Passage to read:
** begin **

Black History Month is a completely inadequate substitute for what is really needed: the integration of black people’s history into the official histories of the societies in which we find ourselves. Indeed, black history is not just for black people. Black history is world history. Racism makes some people want to erase other people’s history. The history of black people must be put on the curriculum.
DEAD WOOD
Which brings me to Jamaica. Black history should be fundamental to our collective identity as a nation. It was Marcus Garvey who warned us that, “A people without the knowledge of their past history, origin and culture is like a tree without roots.” Dead wood – both literally and in the popular Jamaican sense of male impotence. You can create beautiful art out of dead wood. But the tree will no longer produce life.
Believe it or not, history is not a compulsory subject on the curriculum in Jamaica. How could this be? Why do we not want all Jamaican children to know their history? Why are we afraid of the past? On a Schools’ Challenge Quiz some years ago, contestants were asked to name a prophet from August Town. Their answer was Sizzla, their generation’s prophet. It’s not their fault that they didn’t know the ‘right’ answer: Alexander Bedward. The school system had failed them.
Last Friday, Dr Dave Gosse’s brilliant book, Alexander Bedward, the Prophet of August Town: Race, Religion and Colonialism, was launched. The recording is on YouTube at ‘ICS UWI Mona’. Gosse argues that, far from being a madman, Bedward was a powerful black nationalist with a huge following. Like Garvey, he had to be imprisoned. That’s our black history. It’s not about a single month. It’s generations of fierce struggle for full freedom.

** end **

Dataset section:
** begin **

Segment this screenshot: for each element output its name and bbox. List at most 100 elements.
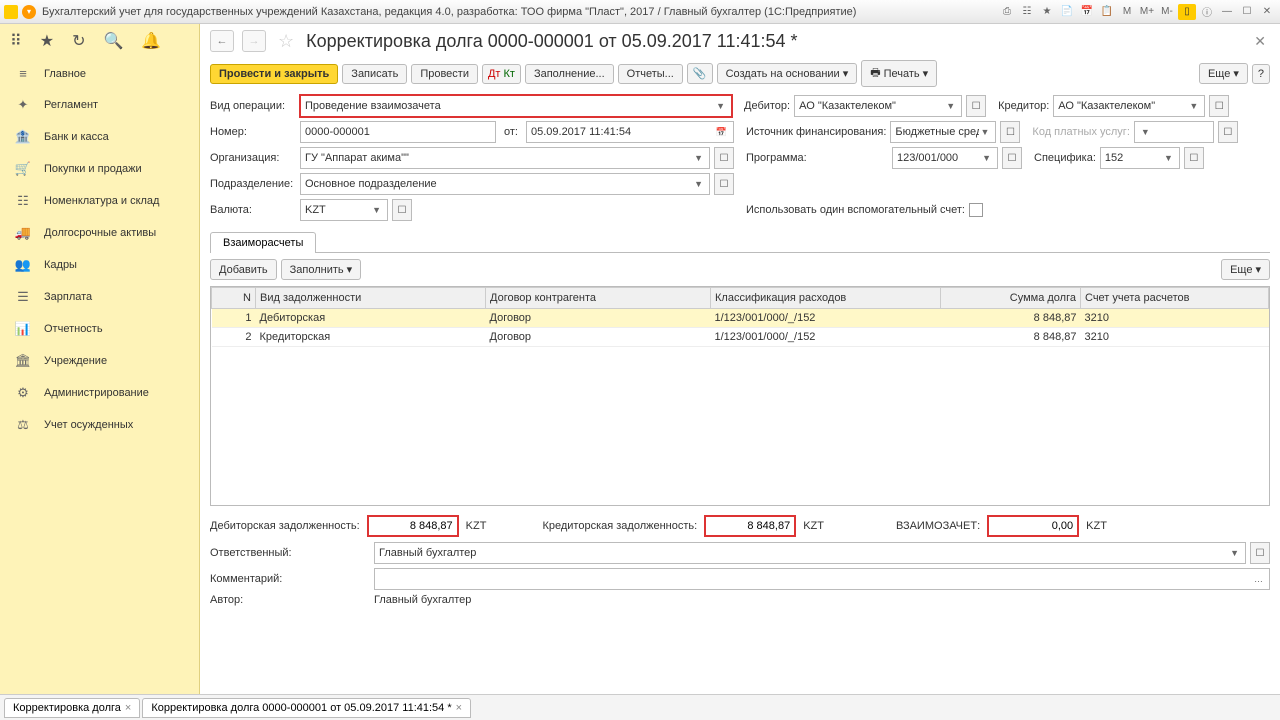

** end **

The tasks:
A. According to the article on black history, what was the 'right' answer to the quiz question about a prophet from August Town?
B. Reproduce the part of the article on black history that opens with the words containing "Last Friday, Dr" and closes with "for full freedom.".

Exercise solutions:
A. Alexander Bedward

B.
Last Friday, Dr Dave Gosse’s brilliant book, Alexander Bedward, the Prophet of August Town: Race, Religion and Colonialism, was launched. The recording is on YouTube at ‘ICS UWI Mona’. Gosse argues that, far from being a madman, Bedward was a powerful black nationalist with a huge following. Like Garvey, he had to be imprisoned. That’s our black history. It’s not about a single month. It’s generations of fierce struggle for full freedom.